AIM
Reproduce the complete listing without any deviation.

(begin)

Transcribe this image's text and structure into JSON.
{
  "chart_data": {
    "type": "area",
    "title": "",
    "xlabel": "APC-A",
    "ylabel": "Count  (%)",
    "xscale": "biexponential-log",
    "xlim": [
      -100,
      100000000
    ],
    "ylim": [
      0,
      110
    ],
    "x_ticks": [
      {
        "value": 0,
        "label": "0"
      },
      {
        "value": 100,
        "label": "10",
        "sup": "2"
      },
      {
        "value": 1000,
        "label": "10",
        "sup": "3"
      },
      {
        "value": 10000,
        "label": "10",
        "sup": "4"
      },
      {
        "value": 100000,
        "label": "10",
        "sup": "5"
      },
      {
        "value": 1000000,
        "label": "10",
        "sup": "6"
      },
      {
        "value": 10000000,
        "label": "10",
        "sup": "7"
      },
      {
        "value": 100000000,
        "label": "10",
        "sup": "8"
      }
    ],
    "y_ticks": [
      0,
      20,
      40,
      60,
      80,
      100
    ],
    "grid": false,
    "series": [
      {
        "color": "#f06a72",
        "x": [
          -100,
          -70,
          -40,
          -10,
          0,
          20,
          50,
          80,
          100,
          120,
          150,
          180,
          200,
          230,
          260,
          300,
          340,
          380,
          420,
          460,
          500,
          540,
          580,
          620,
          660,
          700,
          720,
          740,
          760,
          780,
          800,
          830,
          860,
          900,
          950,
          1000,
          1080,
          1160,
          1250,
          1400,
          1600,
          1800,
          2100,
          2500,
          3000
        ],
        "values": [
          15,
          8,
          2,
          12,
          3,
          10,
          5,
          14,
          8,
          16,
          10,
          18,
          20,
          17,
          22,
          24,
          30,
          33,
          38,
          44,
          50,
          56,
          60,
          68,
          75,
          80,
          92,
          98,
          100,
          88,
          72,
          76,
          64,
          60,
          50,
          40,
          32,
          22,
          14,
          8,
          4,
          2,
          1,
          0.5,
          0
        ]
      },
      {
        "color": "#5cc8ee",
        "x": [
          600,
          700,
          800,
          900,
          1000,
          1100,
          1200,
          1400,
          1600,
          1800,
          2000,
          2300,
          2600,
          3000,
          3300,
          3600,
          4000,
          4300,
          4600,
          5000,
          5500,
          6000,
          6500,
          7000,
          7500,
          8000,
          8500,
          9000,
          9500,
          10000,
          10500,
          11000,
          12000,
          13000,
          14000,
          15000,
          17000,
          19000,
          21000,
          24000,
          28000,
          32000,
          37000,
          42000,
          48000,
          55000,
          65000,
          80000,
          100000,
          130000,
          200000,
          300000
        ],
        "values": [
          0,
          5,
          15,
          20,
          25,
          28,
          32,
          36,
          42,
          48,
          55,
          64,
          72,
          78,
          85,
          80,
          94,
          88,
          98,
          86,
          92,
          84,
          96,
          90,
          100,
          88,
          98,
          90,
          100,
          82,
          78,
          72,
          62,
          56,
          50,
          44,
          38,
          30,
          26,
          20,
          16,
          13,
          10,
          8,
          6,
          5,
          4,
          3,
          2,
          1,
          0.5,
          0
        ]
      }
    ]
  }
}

(end)

SOLUTION TO THE EXERCISE
Transcribe this image's text and structure into JSON.
{
  "chart_data": {
    "type": "area",
    "title": "",
    "xlabel": "APC-A",
    "ylabel": "Count  (%)",
    "xscale": "biexponential-log",
    "xlim": [
      -100,
      100000000
    ],
    "ylim": [
      0,
      110
    ],
    "x_ticks": [
      {
        "value": 0,
        "label": "0"
      },
      {
        "value": 100,
        "label": "10",
        "sup": "2"
      },
      {
        "value": 1000,
        "label": "10",
        "sup": "3"
      },
      {
        "value": 10000,
        "label": "10",
        "sup": "4"
      },
      {
        "value": 100000,
        "label": "10",
        "sup": "5"
      },
      {
        "value": 1000000,
        "label": "10",
        "sup": "6"
      },
      {
        "value": 10000000,
        "label": "10",
        "sup": "7"
      },
      {
        "value": 100000000,
        "label": "10",
        "sup": "8"
      }
    ],
    "y_ticks": [
      0,
      20,
      40,
      60,
      80,
      100
    ],
    "grid": false,
    "series": [
      {
        "color": "#f06a72",
        "x": [
          -100,
          -70,
          -40,
          -10,
          0,
          20,
          50,
          80,
          100,
          120,
          150,
          180,
          200,
          230,
          260,
          300,
          340,
          380,
          420,
          460,
          500,
          540,
          580,
          620,
          660,
          700,
          720,
          740,
          760,
          780,
          800,
          830,
          860,
          900,
          950,
          1000,
          1080,
          1160,
          1250,
          1400,
          1600,
          1800,
          2100,
          2500,
          3000
        ],
        "values": [
          15,
          8,
          2,
          12,
          3,
          10,
          5,
          14,
          8,
          16,
          10,
          18,
          20,
          17,
          22,
          24,
          30,
          33,
          38,
          44,
          50,
          56,
          60,
          68,
          75,
          80,
          92,
          98,
          100,
          88,
          72,
          76,
          64,
          60,
          50,
          40,
          32,
          22,
          14,
          8,
          4,
          2,
          1,
          0.5,
          0
        ]
      },
      {
        "color": "#5cc8ee",
        "x": [
          600,
          700,
          800,
          900,
          1000,
          1100,
          1200,
          1400,
          1600,
          1800,
          2000,
          2300,
          2600,
          3000,
          3300,
          3600,
          4000,
          4300,
          4600,
          5000,
          5500,
          6000,
          6500,
          7000,
          7500,
          8000,
          8500,
          9000,
          9500,
          10000,
          10500,
          11000,
          12000,
          13000,
          14000,
          15000,
          17000,
          19000,
          21000,
          24000,
          28000,
          32000,
          37000,
          42000,
          48000,
          55000,
          65000,
          80000,
          100000,
          130000,
          200000,
          300000
        ],
        "values": [
          0,
          5,
          15,
          20,
          25,
          28,
          32,
          36,
          42,
          48,
          55,
          64,
          72,
          78,
          85,
          80,
          94,
          88,
          98,
          86,
          92,
          84,
          96,
          90,
          100,
          88,
          98,
          90,
          100,
          82,
          78,
          72,
          62,
          56,
          50,
          44,
          38,
          30,
          26,
          20,
          16,
          13,
          10,
          8,
          6,
          5,
          4,
          3,
          2,
          1,
          0.5,
          0
        ]
      }
    ]
  }
}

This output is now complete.